# A block of data
○ ○ ○

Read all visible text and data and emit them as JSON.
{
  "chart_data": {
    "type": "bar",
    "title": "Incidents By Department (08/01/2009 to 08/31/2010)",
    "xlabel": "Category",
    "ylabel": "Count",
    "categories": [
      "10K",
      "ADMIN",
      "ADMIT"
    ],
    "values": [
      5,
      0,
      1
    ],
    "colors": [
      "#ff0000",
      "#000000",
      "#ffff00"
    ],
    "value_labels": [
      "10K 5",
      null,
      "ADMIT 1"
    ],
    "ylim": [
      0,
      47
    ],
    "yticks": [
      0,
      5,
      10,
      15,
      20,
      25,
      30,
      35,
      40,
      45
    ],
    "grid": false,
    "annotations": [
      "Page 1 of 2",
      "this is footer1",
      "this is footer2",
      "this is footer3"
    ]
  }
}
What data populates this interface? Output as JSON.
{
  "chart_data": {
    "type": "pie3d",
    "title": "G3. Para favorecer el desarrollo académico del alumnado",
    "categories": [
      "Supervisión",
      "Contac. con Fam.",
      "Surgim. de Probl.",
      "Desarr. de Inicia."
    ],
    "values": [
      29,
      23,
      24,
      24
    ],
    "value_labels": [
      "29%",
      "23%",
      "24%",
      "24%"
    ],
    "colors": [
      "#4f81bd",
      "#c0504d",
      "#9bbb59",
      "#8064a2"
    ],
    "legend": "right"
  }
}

○ ○ ○

# Problem statement
Reproduce each line of the material above precisely.

# Exercise output
Read all visible text and data and emit them as JSON.
{
  "chart_data": {
    "type": "bar",
    "title": "Incidents By Department (08/01/2009 to 08/31/2010)",
    "xlabel": "Category",
    "ylabel": "Count",
    "categories": [
      "10K",
      "ADMIN",
      "ADMIT"
    ],
    "values": [
      5,
      0,
      1
    ],
    "colors": [
      "#ff0000",
      "#000000",
      "#ffff00"
    ],
    "value_labels": [
      "10K 5",
      null,
      "ADMIT 1"
    ],
    "ylim": [
      0,
      47
    ],
    "yticks": [
      0,
      5,
      10,
      15,
      20,
      25,
      30,
      35,
      40,
      45
    ],
    "grid": false,
    "annotations": [
      "Page 1 of 2",
      "this is footer1",
      "this is footer2",
      "this is footer3"
    ]
  }
}
What data populates this interface? Output as JSON.
{
  "chart_data": {
    "type": "pie3d",
    "title": "G3. Para favorecer el desarrollo académico del alumnado",
    "categories": [
      "Supervisión",
      "Contac. con Fam.",
      "Surgim. de Probl.",
      "Desarr. de Inicia."
    ],
    "values": [
      29,
      23,
      24,
      24
    ],
    "value_labels": [
      "29%",
      "23%",
      "24%",
      "24%"
    ],
    "colors": [
      "#4f81bd",
      "#c0504d",
      "#9bbb59",
      "#8064a2"
    ],
    "legend": "right"
  }
}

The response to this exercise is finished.